**Stated goal:**
Repeat each entry word for word. Leave any images out of the copy.

## Start Data lines

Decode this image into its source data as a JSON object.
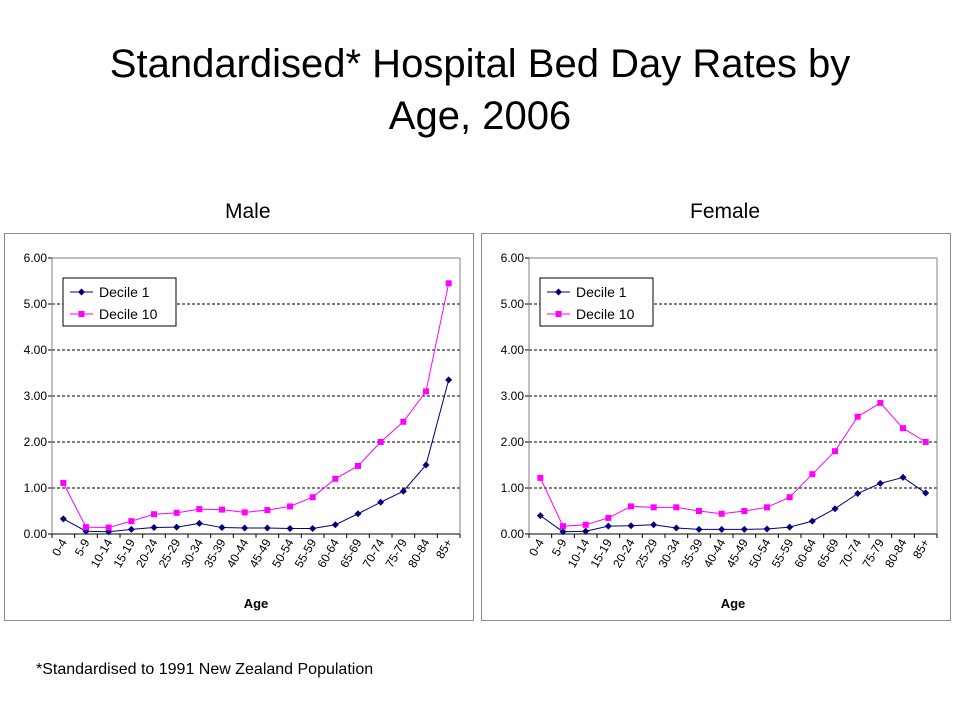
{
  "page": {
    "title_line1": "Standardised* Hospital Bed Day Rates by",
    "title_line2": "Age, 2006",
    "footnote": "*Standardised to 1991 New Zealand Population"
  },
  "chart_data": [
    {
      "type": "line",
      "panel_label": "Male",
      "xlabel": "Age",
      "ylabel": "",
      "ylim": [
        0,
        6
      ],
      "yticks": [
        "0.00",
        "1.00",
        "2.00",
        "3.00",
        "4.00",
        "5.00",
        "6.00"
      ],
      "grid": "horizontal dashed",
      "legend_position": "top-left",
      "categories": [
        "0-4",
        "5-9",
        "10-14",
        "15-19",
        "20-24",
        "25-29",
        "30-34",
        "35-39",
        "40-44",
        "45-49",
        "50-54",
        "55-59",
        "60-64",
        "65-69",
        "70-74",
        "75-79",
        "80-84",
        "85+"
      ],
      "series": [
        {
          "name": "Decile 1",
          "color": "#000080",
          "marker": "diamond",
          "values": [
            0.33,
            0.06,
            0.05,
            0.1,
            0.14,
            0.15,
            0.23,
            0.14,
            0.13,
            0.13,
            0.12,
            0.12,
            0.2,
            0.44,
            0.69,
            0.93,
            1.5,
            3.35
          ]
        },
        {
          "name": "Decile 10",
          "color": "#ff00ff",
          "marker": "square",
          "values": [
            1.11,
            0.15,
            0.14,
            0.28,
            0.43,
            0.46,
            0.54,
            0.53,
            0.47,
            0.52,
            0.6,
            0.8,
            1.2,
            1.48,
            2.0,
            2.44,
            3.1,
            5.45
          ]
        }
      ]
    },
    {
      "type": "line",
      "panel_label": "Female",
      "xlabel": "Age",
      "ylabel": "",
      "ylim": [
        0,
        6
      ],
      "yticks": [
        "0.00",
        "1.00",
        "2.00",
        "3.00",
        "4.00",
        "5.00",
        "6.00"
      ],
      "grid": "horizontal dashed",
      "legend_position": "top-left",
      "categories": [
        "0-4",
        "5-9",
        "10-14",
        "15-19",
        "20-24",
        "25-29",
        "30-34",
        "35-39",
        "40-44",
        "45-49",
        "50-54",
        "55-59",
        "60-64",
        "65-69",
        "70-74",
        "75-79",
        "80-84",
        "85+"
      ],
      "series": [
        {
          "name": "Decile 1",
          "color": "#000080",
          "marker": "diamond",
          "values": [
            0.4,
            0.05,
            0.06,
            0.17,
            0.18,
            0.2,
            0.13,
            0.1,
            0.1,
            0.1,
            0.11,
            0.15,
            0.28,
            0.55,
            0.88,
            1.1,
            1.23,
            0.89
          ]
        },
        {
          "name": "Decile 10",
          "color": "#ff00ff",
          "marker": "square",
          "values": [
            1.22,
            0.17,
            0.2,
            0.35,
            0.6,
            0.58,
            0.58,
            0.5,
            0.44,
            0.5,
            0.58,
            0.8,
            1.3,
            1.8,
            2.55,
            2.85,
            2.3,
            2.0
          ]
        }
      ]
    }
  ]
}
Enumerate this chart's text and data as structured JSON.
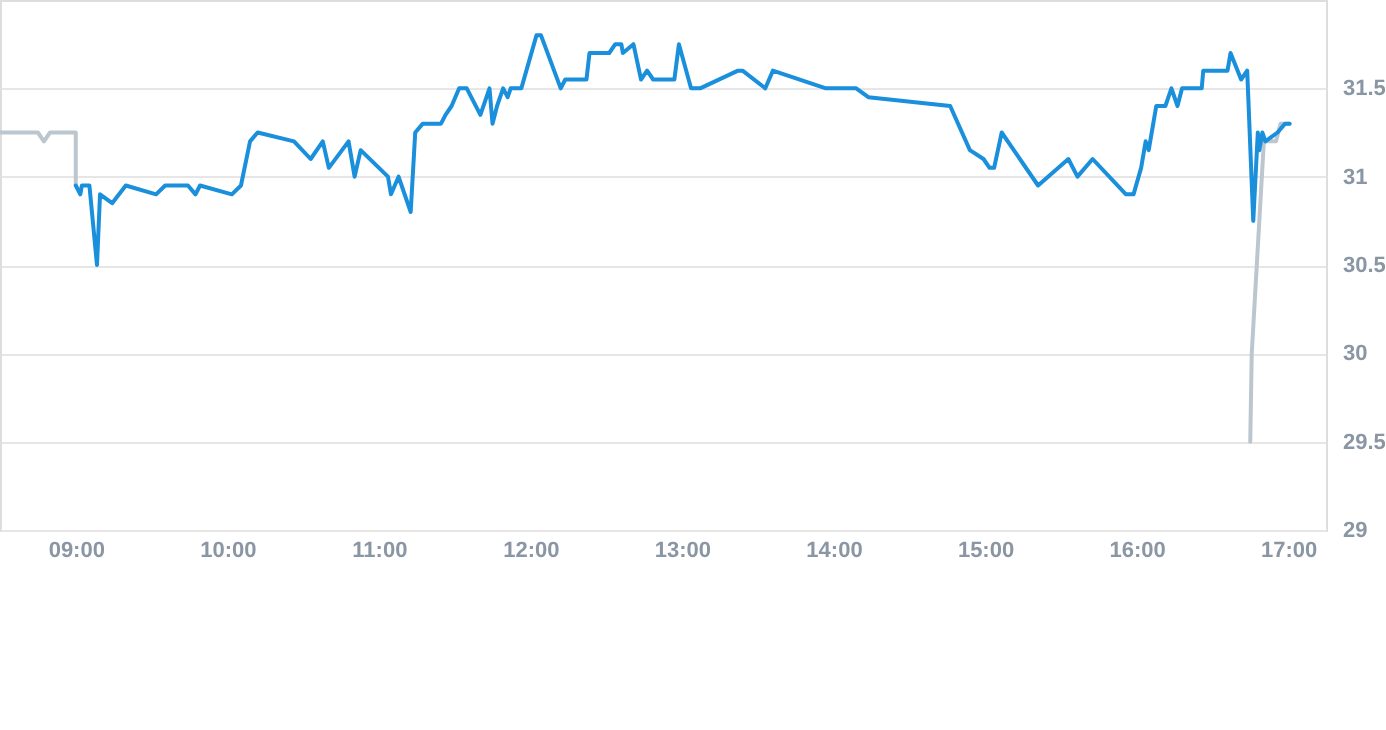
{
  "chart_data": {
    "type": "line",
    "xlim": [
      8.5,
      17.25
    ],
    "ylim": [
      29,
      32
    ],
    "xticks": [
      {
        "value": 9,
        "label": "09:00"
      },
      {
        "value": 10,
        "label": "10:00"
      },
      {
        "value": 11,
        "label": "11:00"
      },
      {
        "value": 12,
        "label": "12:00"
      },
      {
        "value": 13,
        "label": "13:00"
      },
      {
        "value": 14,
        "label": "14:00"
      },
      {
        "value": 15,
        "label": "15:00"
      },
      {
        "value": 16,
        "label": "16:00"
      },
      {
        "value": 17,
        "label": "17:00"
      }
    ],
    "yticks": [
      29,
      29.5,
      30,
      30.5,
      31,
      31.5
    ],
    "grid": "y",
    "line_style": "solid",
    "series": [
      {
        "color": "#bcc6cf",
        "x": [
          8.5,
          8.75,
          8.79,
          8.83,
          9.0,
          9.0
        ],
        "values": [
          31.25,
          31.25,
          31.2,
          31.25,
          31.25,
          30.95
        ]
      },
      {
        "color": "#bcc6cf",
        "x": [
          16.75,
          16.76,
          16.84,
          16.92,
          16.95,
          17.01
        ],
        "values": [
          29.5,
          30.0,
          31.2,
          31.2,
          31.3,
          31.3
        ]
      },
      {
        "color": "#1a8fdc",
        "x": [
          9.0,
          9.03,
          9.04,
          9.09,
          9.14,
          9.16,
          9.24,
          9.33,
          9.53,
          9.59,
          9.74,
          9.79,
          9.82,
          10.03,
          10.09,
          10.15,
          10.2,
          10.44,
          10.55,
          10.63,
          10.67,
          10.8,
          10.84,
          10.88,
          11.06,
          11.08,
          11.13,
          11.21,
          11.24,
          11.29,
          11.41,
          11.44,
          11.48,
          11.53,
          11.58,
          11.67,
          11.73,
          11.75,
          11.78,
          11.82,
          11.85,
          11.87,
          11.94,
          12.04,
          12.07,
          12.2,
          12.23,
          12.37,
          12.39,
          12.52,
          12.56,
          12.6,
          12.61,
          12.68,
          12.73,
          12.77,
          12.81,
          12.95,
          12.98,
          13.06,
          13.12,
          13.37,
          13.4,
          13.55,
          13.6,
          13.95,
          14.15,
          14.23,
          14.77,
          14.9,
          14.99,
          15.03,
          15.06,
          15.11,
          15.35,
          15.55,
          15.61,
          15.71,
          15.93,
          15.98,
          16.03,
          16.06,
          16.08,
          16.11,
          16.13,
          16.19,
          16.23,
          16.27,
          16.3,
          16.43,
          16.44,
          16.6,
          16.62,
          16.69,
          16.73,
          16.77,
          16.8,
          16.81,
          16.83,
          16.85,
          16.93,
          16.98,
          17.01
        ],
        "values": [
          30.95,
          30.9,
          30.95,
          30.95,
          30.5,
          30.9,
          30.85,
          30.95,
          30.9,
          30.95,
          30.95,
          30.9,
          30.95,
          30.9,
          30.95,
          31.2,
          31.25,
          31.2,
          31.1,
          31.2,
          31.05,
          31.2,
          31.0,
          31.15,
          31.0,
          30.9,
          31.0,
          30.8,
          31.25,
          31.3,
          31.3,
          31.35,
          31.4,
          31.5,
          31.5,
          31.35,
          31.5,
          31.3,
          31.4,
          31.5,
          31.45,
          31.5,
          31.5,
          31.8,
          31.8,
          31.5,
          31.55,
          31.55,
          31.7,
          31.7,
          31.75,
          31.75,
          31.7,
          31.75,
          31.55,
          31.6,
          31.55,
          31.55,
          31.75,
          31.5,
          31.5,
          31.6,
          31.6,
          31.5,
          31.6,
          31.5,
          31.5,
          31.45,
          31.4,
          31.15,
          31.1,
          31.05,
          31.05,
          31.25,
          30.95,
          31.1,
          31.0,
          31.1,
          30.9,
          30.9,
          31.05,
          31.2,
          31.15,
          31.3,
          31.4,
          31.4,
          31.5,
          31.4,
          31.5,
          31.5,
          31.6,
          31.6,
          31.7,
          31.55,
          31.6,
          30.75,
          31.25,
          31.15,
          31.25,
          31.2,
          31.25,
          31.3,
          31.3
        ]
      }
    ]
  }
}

## End Data lines

**Response to the exercise:**
Decode this image into its source data as a JSON object.
{
  "page": {
    "title_line1": "Standardised* Hospital Bed Day Rates by",
    "title_line2": "Age, 2006",
    "footnote": "*Standardised to 1991 New Zealand Population"
  },
  "chart_data": [
    {
      "type": "line",
      "panel_label": "Male",
      "xlabel": "Age",
      "ylabel": "",
      "ylim": [
        0,
        6
      ],
      "yticks": [
        "0.00",
        "1.00",
        "2.00",
        "3.00",
        "4.00",
        "5.00",
        "6.00"
      ],
      "grid": "horizontal dashed",
      "legend_position": "top-left",
      "categories": [
        "0-4",
        "5-9",
        "10-14",
        "15-19",
        "20-24",
        "25-29",
        "30-34",
        "35-39",
        "40-44",
        "45-49",
        "50-54",
        "55-59",
        "60-64",
        "65-69",
        "70-74",
        "75-79",
        "80-84",
        "85+"
      ],
      "series": [
        {
          "name": "Decile 1",
          "color": "#000080",
          "marker": "diamond",
          "values": [
            0.33,
            0.06,
            0.05,
            0.1,
            0.14,
            0.15,
            0.23,
            0.14,
            0.13,
            0.13,
            0.12,
            0.12,
            0.2,
            0.44,
            0.69,
            0.93,
            1.5,
            3.35
          ]
        },
        {
          "name": "Decile 10",
          "color": "#ff00ff",
          "marker": "square",
          "values": [
            1.11,
            0.15,
            0.14,
            0.28,
            0.43,
            0.46,
            0.54,
            0.53,
            0.47,
            0.52,
            0.6,
            0.8,
            1.2,
            1.48,
            2.0,
            2.44,
            3.1,
            5.45
          ]
        }
      ]
    },
    {
      "type": "line",
      "panel_label": "Female",
      "xlabel": "Age",
      "ylabel": "",
      "ylim": [
        0,
        6
      ],
      "yticks": [
        "0.00",
        "1.00",
        "2.00",
        "3.00",
        "4.00",
        "5.00",
        "6.00"
      ],
      "grid": "horizontal dashed",
      "legend_position": "top-left",
      "categories": [
        "0-4",
        "5-9",
        "10-14",
        "15-19",
        "20-24",
        "25-29",
        "30-34",
        "35-39",
        "40-44",
        "45-49",
        "50-54",
        "55-59",
        "60-64",
        "65-69",
        "70-74",
        "75-79",
        "80-84",
        "85+"
      ],
      "series": [
        {
          "name": "Decile 1",
          "color": "#000080",
          "marker": "diamond",
          "values": [
            0.4,
            0.05,
            0.06,
            0.17,
            0.18,
            0.2,
            0.13,
            0.1,
            0.1,
            0.1,
            0.11,
            0.15,
            0.28,
            0.55,
            0.88,
            1.1,
            1.23,
            0.89
          ]
        },
        {
          "name": "Decile 10",
          "color": "#ff00ff",
          "marker": "square",
          "values": [
            1.22,
            0.17,
            0.2,
            0.35,
            0.6,
            0.58,
            0.58,
            0.5,
            0.44,
            0.5,
            0.58,
            0.8,
            1.3,
            1.8,
            2.55,
            2.85,
            2.3,
            2.0
          ]
        }
      ]
    }
  ]
}
Enumerate this chart's text and data as structured JSON.
{
  "chart_data": {
    "type": "line",
    "xlim": [
      8.5,
      17.25
    ],
    "ylim": [
      29,
      32
    ],
    "xticks": [
      {
        "value": 9,
        "label": "09:00"
      },
      {
        "value": 10,
        "label": "10:00"
      },
      {
        "value": 11,
        "label": "11:00"
      },
      {
        "value": 12,
        "label": "12:00"
      },
      {
        "value": 13,
        "label": "13:00"
      },
      {
        "value": 14,
        "label": "14:00"
      },
      {
        "value": 15,
        "label": "15:00"
      },
      {
        "value": 16,
        "label": "16:00"
      },
      {
        "value": 17,
        "label": "17:00"
      }
    ],
    "yticks": [
      29,
      29.5,
      30,
      30.5,
      31,
      31.5
    ],
    "grid": "y",
    "line_style": "solid",
    "series": [
      {
        "color": "#bcc6cf",
        "x": [
          8.5,
          8.75,
          8.79,
          8.83,
          9.0,
          9.0
        ],
        "values": [
          31.25,
          31.25,
          31.2,
          31.25,
          31.25,
          30.95
        ]
      },
      {
        "color": "#bcc6cf",
        "x": [
          16.75,
          16.76,
          16.84,
          16.92,
          16.95,
          17.01
        ],
        "values": [
          29.5,
          30.0,
          31.2,
          31.2,
          31.3,
          31.3
        ]
      },
      {
        "color": "#1a8fdc",
        "x": [
          9.0,
          9.03,
          9.04,
          9.09,
          9.14,
          9.16,
          9.24,
          9.33,
          9.53,
          9.59,
          9.74,
          9.79,
          9.82,
          10.03,
          10.09,
          10.15,
          10.2,
          10.44,
          10.55,
          10.63,
          10.67,
          10.8,
          10.84,
          10.88,
          11.06,
          11.08,
          11.13,
          11.21,
          11.24,
          11.29,
          11.41,
          11.44,
          11.48,
          11.53,
          11.58,
          11.67,
          11.73,
          11.75,
          11.78,
          11.82,
          11.85,
          11.87,
          11.94,
          12.04,
          12.07,
          12.2,
          12.23,
          12.37,
          12.39,
          12.52,
          12.56,
          12.6,
          12.61,
          12.68,
          12.73,
          12.77,
          12.81,
          12.95,
          12.98,
          13.06,
          13.12,
          13.37,
          13.4,
          13.55,
          13.6,
          13.95,
          14.15,
          14.23,
          14.77,
          14.9,
          14.99,
          15.03,
          15.06,
          15.11,
          15.35,
          15.55,
          15.61,
          15.71,
          15.93,
          15.98,
          16.03,
          16.06,
          16.08,
          16.11,
          16.13,
          16.19,
          16.23,
          16.27,
          16.3,
          16.43,
          16.44,
          16.6,
          16.62,
          16.69,
          16.73,
          16.77,
          16.8,
          16.81,
          16.83,
          16.85,
          16.93,
          16.98,
          17.01
        ],
        "values": [
          30.95,
          30.9,
          30.95,
          30.95,
          30.5,
          30.9,
          30.85,
          30.95,
          30.9,
          30.95,
          30.95,
          30.9,
          30.95,
          30.9,
          30.95,
          31.2,
          31.25,
          31.2,
          31.1,
          31.2,
          31.05,
          31.2,
          31.0,
          31.15,
          31.0,
          30.9,
          31.0,
          30.8,
          31.25,
          31.3,
          31.3,
          31.35,
          31.4,
          31.5,
          31.5,
          31.35,
          31.5,
          31.3,
          31.4,
          31.5,
          31.45,
          31.5,
          31.5,
          31.8,
          31.8,
          31.5,
          31.55,
          31.55,
          31.7,
          31.7,
          31.75,
          31.75,
          31.7,
          31.75,
          31.55,
          31.6,
          31.55,
          31.55,
          31.75,
          31.5,
          31.5,
          31.6,
          31.6,
          31.5,
          31.6,
          31.5,
          31.5,
          31.45,
          31.4,
          31.15,
          31.1,
          31.05,
          31.05,
          31.25,
          30.95,
          31.1,
          31.0,
          31.1,
          30.9,
          30.9,
          31.05,
          31.2,
          31.15,
          31.3,
          31.4,
          31.4,
          31.5,
          31.4,
          31.5,
          31.5,
          31.6,
          31.6,
          31.7,
          31.55,
          31.6,
          30.75,
          31.25,
          31.15,
          31.25,
          31.2,
          31.25,
          31.3,
          31.3
        ]
      }
    ]
  }
}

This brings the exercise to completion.